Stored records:

····················

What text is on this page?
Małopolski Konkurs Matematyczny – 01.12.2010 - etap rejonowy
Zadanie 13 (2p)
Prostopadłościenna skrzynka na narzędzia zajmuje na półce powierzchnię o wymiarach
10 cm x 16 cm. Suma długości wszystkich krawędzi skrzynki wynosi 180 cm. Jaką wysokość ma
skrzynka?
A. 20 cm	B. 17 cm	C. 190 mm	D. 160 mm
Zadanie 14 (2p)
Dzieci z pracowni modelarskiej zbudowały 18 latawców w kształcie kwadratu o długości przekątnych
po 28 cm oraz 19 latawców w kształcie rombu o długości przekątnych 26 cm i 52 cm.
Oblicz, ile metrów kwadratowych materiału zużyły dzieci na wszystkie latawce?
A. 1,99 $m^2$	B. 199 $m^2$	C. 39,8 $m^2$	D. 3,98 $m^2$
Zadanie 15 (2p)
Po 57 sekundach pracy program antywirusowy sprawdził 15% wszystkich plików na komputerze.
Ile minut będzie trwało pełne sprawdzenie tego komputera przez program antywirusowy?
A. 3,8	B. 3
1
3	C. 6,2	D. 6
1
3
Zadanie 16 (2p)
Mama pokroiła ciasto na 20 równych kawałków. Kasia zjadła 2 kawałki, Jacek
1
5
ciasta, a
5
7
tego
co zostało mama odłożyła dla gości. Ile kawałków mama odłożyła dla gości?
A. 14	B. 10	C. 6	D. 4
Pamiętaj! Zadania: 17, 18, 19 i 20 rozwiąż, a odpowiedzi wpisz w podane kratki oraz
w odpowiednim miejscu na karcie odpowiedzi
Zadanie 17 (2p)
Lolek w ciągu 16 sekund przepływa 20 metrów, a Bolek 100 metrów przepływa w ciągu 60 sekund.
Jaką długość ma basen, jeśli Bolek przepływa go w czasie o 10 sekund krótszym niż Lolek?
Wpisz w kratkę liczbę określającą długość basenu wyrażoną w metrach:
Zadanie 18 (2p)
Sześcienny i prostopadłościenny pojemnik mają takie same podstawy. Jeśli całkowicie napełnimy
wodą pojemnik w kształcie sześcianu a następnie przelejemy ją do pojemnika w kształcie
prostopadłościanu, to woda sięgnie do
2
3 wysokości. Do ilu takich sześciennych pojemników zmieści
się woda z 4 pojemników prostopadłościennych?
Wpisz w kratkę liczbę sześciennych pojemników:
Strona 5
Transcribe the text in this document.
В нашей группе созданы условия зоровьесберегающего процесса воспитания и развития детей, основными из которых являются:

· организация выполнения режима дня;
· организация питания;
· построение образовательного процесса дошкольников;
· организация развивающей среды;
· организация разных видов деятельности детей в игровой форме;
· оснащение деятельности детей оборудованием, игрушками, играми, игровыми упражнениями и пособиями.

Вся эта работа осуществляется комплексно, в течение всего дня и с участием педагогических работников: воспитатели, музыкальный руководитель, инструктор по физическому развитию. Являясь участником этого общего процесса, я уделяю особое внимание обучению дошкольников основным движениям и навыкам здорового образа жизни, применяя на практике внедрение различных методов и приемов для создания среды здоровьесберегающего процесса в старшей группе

····················

Reproduce only the lines running from the one that contains "Transcribe the text in this document." to the last line of the records.

TASK RESULT:
Transcribe the text in this document.
В нашей группе созданы условия зоровьесберегающего процесса воспитания и развития детей, основными из которых являются:

· организация выполнения режима дня;
· организация питания;
· построение образовательного процесса дошкольников;
· организация развивающей среды;
· организация разных видов деятельности детей в игровой форме;
· оснащение деятельности детей оборудованием, игрушками, играми, игровыми упражнениями и пособиями.

Вся эта работа осуществляется комплексно, в течение всего дня и с участием педагогических работников: воспитатели, музыкальный руководитель, инструктор по физическому развитию. Являясь участником этого общего процесса, я уделяю особое внимание обучению дошкольников основным движениям и навыкам здорового образа жизни, применяя на практике внедрение различных методов и приемов для создания среды здоровьесберегающего процесса в старшей группе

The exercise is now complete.